#### TEXT EXTRACT
>>
Post by Deleted on May 7, 2020 15:28:25 GMT
Jung relates demons to what he calls “autonomous complexes,” which are parts of the psyche that have been so split-off due to trauma they develop a seemingly independent and quasi-life of their own. These split-off and disowned autonomous complexes which seem to oppose us are ultimately parts of ourselves that we have disassociated from. This is similar to if we forget about part of our physical body, this part of ourselves will compensate our dis-membering of our wholeness by trying to get our attention and help us to re-member it; so it is in our psychic landscape. When we split-off from a part of our psyche, we project out this part of ourselves and it will invariably get dreamed up, either as an “other” within our psyche, or as an “other” in the outside world.
These autonomous complexes are ultimately our own energy appearing to us in projected, seemingly out-there form, so as to compensate a one-sidedness on our part. These autonomous complexes are genuine symbols that reflect our inner situation while at the same time being potentially transformative of it. They are an expression of the part of us that is one-sided, while simultaneously being the very doorway into integrating our imbalance, embracing the split-off inner “other” and actualizing our intrinsic wholeness. How the autonomous other within us manifests – constructively or destructively - depends upon if we recognize what it is revealing to us.
Jung said, “Individuation is an exceedingly difficult task: it always involves a conflict of duties, whose solution requires us to understand that our “counter-will” is also an aspect of God’s will.” This autonomous other, with its “counter-will,” plays a mysterious, and key role in the revelation of our true nature. Paradoxically, this “autonomous other” within ourselves, though seemingly separate from ourselves, is simultaneously none other than ourselves. It is as if we are so split off from our true self that we have to dream it up as being alien to ourselves in order to begin relationship with it.
Interestingly, such disparate thinkers as Jung and the philosopher Terrance McKenna, hypothesized that the ET/UFO phenomena might actually be an expression of the psychic fact that we are so split-off from our true self that we can only begin to experience it in the projected form of an “alien other.” Are the seeming appearances of ET/UFO’s in the outer world simply an embodied reflection of this inner, psychic process, as if an archetypal process existing deep within the human psyche is being “dreamed up” into materialization through our universe in order to show us something about ourselves?
<<
#### DATASET EXTRACT
>>
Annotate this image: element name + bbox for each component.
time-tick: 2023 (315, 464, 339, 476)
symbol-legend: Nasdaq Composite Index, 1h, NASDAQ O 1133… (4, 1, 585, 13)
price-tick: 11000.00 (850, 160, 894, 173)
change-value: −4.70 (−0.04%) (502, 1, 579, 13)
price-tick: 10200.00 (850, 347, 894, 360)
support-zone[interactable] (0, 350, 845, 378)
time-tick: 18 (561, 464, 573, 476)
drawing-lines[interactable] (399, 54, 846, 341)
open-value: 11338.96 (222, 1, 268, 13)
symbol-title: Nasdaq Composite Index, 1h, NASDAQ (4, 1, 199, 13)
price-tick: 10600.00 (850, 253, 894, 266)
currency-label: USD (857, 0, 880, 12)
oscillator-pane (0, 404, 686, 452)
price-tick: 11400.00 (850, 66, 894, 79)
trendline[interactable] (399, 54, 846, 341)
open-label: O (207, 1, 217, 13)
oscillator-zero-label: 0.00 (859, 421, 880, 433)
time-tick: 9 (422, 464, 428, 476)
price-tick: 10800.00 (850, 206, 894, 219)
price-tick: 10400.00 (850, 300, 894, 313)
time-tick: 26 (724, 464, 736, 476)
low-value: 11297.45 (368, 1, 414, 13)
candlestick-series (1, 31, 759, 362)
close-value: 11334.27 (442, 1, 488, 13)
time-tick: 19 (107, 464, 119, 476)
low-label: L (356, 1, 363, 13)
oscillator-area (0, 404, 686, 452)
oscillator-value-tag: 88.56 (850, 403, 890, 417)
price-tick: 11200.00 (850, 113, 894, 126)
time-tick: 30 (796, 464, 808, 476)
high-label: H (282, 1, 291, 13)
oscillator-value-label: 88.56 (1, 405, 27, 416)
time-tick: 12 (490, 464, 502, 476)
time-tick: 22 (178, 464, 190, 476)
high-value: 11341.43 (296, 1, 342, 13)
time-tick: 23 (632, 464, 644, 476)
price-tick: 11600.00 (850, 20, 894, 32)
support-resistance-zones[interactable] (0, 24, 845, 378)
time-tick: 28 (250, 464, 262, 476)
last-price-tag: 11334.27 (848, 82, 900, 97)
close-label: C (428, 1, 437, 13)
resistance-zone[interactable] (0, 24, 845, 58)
<<
#### PROBLEMS TO SOLVE
• a. In the post on Jung's autonomous complexes, what does Jung relate demons to?
• b. Render this sentence from the post on Jung's autonomous complexes in Spanish: "These autonomous complexes are genuine symbols that reflect our inner situation while at the same time being potentially transformative of it."
• c. Summarize the post on Jung's autonomous complexes in two sentences.

#### COMPLETE ANSWERS
• a. Jung relates demons to "autonomous complexes," parts of the psyche split off by trauma so fully that they seem to take on an independent life of their own.

• b. Estos complejos autónomos son símbolos genuinos que reflejan nuestra situación interior mientras que, al mismo tiempo, son potencialmente capaces de transformarla.

• c. Jung relates demons to autonomous complexes, parts of the psyche split off through trauma that we project outward as an "other." These complexes reflect our one-sidedness while also serving as a doorway to wholeness, and Jung and the philosopher Terrance McKenna hypothesized that the ET/UFO phenomena might express how far we are split off from our true self, so that we can only experience it as an "alien other."